• _Direction_
Word for word, restate every line of the material.

• _Records_
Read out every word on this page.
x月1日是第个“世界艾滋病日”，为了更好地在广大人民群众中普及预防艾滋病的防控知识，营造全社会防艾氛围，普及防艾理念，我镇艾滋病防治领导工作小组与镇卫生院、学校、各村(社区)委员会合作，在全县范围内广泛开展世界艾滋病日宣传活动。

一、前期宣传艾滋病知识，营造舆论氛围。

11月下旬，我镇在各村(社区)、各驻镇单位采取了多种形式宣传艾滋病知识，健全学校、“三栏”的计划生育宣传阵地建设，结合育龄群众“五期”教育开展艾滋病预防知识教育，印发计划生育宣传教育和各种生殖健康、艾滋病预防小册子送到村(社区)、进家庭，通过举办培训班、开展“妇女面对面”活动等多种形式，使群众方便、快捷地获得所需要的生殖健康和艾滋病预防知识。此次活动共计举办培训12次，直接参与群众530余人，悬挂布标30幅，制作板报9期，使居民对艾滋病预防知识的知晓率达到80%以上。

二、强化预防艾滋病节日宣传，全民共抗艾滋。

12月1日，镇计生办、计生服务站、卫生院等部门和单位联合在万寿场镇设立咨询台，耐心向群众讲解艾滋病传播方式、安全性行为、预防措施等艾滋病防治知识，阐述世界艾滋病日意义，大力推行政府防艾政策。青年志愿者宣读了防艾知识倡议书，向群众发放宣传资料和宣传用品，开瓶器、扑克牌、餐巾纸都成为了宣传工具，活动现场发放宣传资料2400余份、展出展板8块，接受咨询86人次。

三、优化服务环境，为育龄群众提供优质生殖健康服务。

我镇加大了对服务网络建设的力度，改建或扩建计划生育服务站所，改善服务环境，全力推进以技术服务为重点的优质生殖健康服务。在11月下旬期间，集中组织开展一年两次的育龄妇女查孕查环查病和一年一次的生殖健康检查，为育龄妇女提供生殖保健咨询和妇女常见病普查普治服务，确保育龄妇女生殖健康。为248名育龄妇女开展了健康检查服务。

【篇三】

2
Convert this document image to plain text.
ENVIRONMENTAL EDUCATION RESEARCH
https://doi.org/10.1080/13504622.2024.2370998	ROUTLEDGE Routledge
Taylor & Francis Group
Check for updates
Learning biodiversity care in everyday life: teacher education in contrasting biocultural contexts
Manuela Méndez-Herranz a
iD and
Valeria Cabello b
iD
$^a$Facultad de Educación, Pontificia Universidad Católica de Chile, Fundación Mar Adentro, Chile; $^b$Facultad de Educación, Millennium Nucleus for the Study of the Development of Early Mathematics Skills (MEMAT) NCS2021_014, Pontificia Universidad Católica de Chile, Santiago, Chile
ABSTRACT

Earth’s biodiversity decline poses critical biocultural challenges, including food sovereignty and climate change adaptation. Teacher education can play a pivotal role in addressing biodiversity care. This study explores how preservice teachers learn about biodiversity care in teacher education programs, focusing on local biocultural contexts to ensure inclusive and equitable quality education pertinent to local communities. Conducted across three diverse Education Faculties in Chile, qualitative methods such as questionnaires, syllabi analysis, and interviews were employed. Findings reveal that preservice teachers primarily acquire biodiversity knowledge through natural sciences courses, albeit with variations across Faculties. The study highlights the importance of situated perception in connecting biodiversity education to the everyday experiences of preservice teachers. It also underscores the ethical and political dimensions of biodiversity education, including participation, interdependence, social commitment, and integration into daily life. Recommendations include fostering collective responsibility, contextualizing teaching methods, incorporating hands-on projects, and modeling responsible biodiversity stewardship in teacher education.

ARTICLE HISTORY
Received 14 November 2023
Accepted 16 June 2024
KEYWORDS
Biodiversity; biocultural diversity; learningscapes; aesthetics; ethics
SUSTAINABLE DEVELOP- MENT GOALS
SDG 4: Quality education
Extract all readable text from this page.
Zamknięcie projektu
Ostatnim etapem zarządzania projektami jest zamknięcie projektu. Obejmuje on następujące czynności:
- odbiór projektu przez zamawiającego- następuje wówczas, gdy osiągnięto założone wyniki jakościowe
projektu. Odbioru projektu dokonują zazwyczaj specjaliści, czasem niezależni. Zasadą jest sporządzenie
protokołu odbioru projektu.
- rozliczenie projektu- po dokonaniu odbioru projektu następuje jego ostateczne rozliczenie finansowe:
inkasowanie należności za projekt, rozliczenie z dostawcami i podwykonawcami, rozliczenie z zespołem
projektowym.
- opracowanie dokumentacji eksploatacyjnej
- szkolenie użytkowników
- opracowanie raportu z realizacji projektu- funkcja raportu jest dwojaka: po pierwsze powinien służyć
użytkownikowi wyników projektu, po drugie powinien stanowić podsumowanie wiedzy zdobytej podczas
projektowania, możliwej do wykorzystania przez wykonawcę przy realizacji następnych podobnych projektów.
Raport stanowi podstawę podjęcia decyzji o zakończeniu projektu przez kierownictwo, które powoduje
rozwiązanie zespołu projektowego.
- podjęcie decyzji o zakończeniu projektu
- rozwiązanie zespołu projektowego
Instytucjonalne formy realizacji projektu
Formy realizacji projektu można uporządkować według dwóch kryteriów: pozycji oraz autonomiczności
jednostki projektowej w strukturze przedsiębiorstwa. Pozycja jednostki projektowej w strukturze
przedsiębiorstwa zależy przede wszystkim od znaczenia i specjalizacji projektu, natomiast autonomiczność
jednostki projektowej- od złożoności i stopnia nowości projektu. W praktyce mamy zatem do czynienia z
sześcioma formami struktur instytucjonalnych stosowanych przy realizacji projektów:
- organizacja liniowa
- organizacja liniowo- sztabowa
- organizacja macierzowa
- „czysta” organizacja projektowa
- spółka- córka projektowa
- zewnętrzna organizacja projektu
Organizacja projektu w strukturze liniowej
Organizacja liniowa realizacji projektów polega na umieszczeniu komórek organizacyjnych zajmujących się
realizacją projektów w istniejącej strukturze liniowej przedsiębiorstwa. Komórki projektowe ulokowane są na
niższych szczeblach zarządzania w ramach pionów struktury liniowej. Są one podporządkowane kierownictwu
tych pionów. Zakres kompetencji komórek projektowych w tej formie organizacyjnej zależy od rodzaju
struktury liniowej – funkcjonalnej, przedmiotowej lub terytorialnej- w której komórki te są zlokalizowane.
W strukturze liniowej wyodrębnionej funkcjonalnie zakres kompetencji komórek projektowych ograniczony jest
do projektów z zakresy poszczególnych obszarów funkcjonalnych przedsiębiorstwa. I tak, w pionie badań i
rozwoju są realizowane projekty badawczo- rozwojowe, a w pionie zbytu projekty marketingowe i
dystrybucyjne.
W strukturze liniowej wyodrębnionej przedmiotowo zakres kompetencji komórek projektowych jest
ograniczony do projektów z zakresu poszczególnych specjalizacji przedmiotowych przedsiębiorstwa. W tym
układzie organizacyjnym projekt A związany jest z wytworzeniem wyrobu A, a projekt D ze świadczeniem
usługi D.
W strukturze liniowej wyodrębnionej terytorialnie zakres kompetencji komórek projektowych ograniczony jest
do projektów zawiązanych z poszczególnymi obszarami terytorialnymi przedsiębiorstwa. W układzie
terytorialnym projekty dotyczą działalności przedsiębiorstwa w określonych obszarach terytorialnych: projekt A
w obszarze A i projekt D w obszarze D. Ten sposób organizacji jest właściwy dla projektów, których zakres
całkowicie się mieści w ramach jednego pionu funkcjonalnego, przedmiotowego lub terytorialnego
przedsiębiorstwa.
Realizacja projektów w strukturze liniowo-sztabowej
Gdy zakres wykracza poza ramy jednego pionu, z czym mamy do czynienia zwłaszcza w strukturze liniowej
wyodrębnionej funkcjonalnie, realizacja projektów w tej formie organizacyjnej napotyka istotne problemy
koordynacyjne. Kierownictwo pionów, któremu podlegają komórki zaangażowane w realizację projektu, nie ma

• _The completed task_
Read out every word on this page.
x月1日是第个“世界艾滋病日”，为了更好地在广大人民群众中普及预防艾滋病的防控知识，营造全社会防艾氛围，普及防艾理念，我镇艾滋病防治领导工作小组与镇卫生院、学校、各村(社区)委员会合作，在全县范围内广泛开展世界艾滋病日宣传活动。

一、前期宣传艾滋病知识，营造舆论氛围。

11月下旬，我镇在各村(社区)、各驻镇单位采取了多种形式宣传艾滋病知识，健全学校、“三栏”的计划生育宣传阵地建设，结合育龄群众“五期”教育开展艾滋病预防知识教育，印发计划生育宣传教育和各种生殖健康、艾滋病预防小册子送到村(社区)、进家庭，通过举办培训班、开展“妇女面对面”活动等多种形式，使群众方便、快捷地获得所需要的生殖健康和艾滋病预防知识。此次活动共计举办培训12次，直接参与群众530余人，悬挂布标30幅，制作板报9期，使居民对艾滋病预防知识的知晓率达到80%以上。

二、强化预防艾滋病节日宣传，全民共抗艾滋。

12月1日，镇计生办、计生服务站、卫生院等部门和单位联合在万寿场镇设立咨询台，耐心向群众讲解艾滋病传播方式、安全性行为、预防措施等艾滋病防治知识，阐述世界艾滋病日意义，大力推行政府防艾政策。青年志愿者宣读了防艾知识倡议书，向群众发放宣传资料和宣传用品，开瓶器、扑克牌、餐巾纸都成为了宣传工具，活动现场发放宣传资料2400余份、展出展板8块，接受咨询86人次。

三、优化服务环境，为育龄群众提供优质生殖健康服务。

我镇加大了对服务网络建设的力度，改建或扩建计划生育服务站所，改善服务环境，全力推进以技术服务为重点的优质生殖健康服务。在11月下旬期间，集中组织开展一年两次的育龄妇女查孕查环查病和一年一次的生殖健康检查，为育龄妇女提供生殖保健咨询和妇女常见病普查普治服务，确保育龄妇女生殖健康。为248名育龄妇女开展了健康检查服务。

【篇三】

2
Convert this document image to plain text.
ENVIRONMENTAL EDUCATION RESEARCH
https://doi.org/10.1080/13504622.2024.2370998	ROUTLEDGE Routledge
Taylor & Francis Group
Check for updates
Learning biodiversity care in everyday life: teacher education in contrasting biocultural contexts
Manuela Méndez-Herranz a
iD and
Valeria Cabello b
iD
$^a$Facultad de Educación, Pontificia Universidad Católica de Chile, Fundación Mar Adentro, Chile; $^b$Facultad de Educación, Millennium Nucleus for the Study of the Development of Early Mathematics Skills (MEMAT) NCS2021_014, Pontificia Universidad Católica de Chile, Santiago, Chile
ABSTRACT

Earth’s biodiversity decline poses critical biocultural challenges, including food sovereignty and climate change adaptation. Teacher education can play a pivotal role in addressing biodiversity care. This study explores how preservice teachers learn about biodiversity care in teacher education programs, focusing on local biocultural contexts to ensure inclusive and equitable quality education pertinent to local communities. Conducted across three diverse Education Faculties in Chile, qualitative methods such as questionnaires, syllabi analysis, and interviews were employed. Findings reveal that preservice teachers primarily acquire biodiversity knowledge through natural sciences courses, albeit with variations across Faculties. The study highlights the importance of situated perception in connecting biodiversity education to the everyday experiences of preservice teachers. It also underscores the ethical and political dimensions of biodiversity education, including participation, interdependence, social commitment, and integration into daily life. Recommendations include fostering collective responsibility, contextualizing teaching methods, incorporating hands-on projects, and modeling responsible biodiversity stewardship in teacher education.

ARTICLE HISTORY
Received 14 November 2023
Accepted 16 June 2024
KEYWORDS
Biodiversity; biocultural diversity; learningscapes; aesthetics; ethics
SUSTAINABLE DEVELOP- MENT GOALS
SDG 4: Quality education
Extract all readable text from this page.
Zamknięcie projektu
Ostatnim etapem zarządzania projektami jest zamknięcie projektu. Obejmuje on następujące czynności:
- odbiór projektu przez zamawiającego- następuje wówczas, gdy osiągnięto założone wyniki jakościowe
projektu. Odbioru projektu dokonują zazwyczaj specjaliści, czasem niezależni. Zasadą jest sporządzenie
protokołu odbioru projektu.
- rozliczenie projektu- po dokonaniu odbioru projektu następuje jego ostateczne rozliczenie finansowe:
inkasowanie należności za projekt, rozliczenie z dostawcami i podwykonawcami, rozliczenie z zespołem
projektowym.
- opracowanie dokumentacji eksploatacyjnej
- szkolenie użytkowników
- opracowanie raportu z realizacji projektu- funkcja raportu jest dwojaka: po pierwsze powinien służyć
użytkownikowi wyników projektu, po drugie powinien stanowić podsumowanie wiedzy zdobytej podczas
projektowania, możliwej do wykorzystania przez wykonawcę przy realizacji następnych podobnych projektów.
Raport stanowi podstawę podjęcia decyzji o zakończeniu projektu przez kierownictwo, które powoduje
rozwiązanie zespołu projektowego.
- podjęcie decyzji o zakończeniu projektu
- rozwiązanie zespołu projektowego
Instytucjonalne formy realizacji projektu
Formy realizacji projektu można uporządkować według dwóch kryteriów: pozycji oraz autonomiczności
jednostki projektowej w strukturze przedsiębiorstwa. Pozycja jednostki projektowej w strukturze
przedsiębiorstwa zależy przede wszystkim od znaczenia i specjalizacji projektu, natomiast autonomiczność
jednostki projektowej- od złożoności i stopnia nowości projektu. W praktyce mamy zatem do czynienia z
sześcioma formami struktur instytucjonalnych stosowanych przy realizacji projektów:
- organizacja liniowa
- organizacja liniowo- sztabowa
- organizacja macierzowa
- „czysta” organizacja projektowa
- spółka- córka projektowa
- zewnętrzna organizacja projektu
Organizacja projektu w strukturze liniowej
Organizacja liniowa realizacji projektów polega na umieszczeniu komórek organizacyjnych zajmujących się
realizacją projektów w istniejącej strukturze liniowej przedsiębiorstwa. Komórki projektowe ulokowane są na
niższych szczeblach zarządzania w ramach pionów struktury liniowej. Są one podporządkowane kierownictwu
tych pionów. Zakres kompetencji komórek projektowych w tej formie organizacyjnej zależy od rodzaju
struktury liniowej – funkcjonalnej, przedmiotowej lub terytorialnej- w której komórki te są zlokalizowane.
W strukturze liniowej wyodrębnionej funkcjonalnie zakres kompetencji komórek projektowych ograniczony jest
do projektów z zakresy poszczególnych obszarów funkcjonalnych przedsiębiorstwa. I tak, w pionie badań i
rozwoju są realizowane projekty badawczo- rozwojowe, a w pionie zbytu projekty marketingowe i
dystrybucyjne.
W strukturze liniowej wyodrębnionej przedmiotowo zakres kompetencji komórek projektowych jest
ograniczony do projektów z zakresu poszczególnych specjalizacji przedmiotowych przedsiębiorstwa. W tym
układzie organizacyjnym projekt A związany jest z wytworzeniem wyrobu A, a projekt D ze świadczeniem
usługi D.
W strukturze liniowej wyodrębnionej terytorialnie zakres kompetencji komórek projektowych ograniczony jest
do projektów zawiązanych z poszczególnymi obszarami terytorialnymi przedsiębiorstwa. W układzie
terytorialnym projekty dotyczą działalności przedsiębiorstwa w określonych obszarach terytorialnych: projekt A
w obszarze A i projekt D w obszarze D. Ten sposób organizacji jest właściwy dla projektów, których zakres
całkowicie się mieści w ramach jednego pionu funkcjonalnego, przedmiotowego lub terytorialnego
przedsiębiorstwa.
Realizacja projektów w strukturze liniowo-sztabowej
Gdy zakres wykracza poza ramy jednego pionu, z czym mamy do czynienia zwłaszcza w strukturze liniowej
wyodrębnionej funkcjonalnie, realizacja projektów w tej formie organizacyjnej napotyka istotne problemy
koordynacyjne. Kierownictwo pionów, któremu podlegają komórki zaangażowane w realizację projektu, nie ma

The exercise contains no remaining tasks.